**Task to carry out:** Counting only lines that hold "Adriana", give the total and nothing more.

---------- Items

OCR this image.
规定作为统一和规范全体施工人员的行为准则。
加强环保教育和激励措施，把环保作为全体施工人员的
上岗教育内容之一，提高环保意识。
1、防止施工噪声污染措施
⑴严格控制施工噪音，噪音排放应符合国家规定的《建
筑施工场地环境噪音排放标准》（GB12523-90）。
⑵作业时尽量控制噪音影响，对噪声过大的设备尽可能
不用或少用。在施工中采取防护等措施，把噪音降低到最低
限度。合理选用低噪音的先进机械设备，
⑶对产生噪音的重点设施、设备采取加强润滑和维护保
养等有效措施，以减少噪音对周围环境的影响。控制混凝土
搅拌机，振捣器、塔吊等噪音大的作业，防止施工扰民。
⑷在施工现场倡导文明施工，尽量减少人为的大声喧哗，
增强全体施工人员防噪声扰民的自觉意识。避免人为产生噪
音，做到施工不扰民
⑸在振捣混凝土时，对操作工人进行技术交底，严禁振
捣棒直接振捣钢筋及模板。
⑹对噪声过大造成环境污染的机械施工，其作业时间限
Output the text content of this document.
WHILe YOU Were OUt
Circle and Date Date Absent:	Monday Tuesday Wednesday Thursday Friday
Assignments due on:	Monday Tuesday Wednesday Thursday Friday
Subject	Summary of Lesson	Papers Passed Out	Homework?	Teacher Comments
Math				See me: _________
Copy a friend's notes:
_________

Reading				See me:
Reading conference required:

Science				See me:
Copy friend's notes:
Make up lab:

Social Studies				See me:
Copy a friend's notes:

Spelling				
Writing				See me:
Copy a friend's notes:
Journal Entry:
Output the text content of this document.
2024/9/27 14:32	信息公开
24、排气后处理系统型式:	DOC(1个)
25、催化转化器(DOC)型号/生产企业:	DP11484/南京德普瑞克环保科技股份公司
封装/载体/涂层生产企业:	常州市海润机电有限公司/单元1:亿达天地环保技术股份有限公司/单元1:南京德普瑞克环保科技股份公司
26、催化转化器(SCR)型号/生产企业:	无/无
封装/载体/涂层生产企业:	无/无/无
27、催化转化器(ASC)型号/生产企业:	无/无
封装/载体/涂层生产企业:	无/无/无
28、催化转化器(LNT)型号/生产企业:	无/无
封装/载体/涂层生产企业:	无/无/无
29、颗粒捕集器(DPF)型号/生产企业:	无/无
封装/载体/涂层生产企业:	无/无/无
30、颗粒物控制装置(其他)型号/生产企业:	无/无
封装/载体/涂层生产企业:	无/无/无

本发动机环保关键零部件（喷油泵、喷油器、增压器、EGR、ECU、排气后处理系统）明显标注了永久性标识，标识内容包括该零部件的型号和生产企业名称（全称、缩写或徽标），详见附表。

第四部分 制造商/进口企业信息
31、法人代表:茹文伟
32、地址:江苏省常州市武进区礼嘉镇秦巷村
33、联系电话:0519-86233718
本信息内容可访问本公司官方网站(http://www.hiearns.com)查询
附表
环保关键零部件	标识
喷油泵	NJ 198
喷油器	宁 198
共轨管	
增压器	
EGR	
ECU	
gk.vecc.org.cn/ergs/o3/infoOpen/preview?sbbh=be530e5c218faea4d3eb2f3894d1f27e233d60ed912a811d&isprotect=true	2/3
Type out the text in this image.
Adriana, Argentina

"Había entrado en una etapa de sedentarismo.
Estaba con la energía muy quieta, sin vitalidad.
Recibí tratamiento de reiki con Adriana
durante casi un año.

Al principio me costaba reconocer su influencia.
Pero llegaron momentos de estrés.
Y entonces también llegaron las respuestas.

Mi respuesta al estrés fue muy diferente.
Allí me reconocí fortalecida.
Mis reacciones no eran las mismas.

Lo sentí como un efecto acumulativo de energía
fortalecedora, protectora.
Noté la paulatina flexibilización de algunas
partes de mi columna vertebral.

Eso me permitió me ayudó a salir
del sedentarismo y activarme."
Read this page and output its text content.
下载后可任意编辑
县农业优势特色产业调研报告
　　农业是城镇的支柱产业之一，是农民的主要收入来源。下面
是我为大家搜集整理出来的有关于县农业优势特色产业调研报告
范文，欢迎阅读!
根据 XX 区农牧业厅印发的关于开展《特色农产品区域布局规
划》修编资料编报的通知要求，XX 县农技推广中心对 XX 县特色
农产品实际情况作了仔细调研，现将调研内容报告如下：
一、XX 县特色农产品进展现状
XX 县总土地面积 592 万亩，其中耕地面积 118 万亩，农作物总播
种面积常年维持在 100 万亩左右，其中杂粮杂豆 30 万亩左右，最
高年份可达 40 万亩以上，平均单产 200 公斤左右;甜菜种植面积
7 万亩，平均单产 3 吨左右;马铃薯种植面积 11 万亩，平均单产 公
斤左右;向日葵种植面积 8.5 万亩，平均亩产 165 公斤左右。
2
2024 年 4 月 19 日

--------------------

**Solution to this exercise:** 2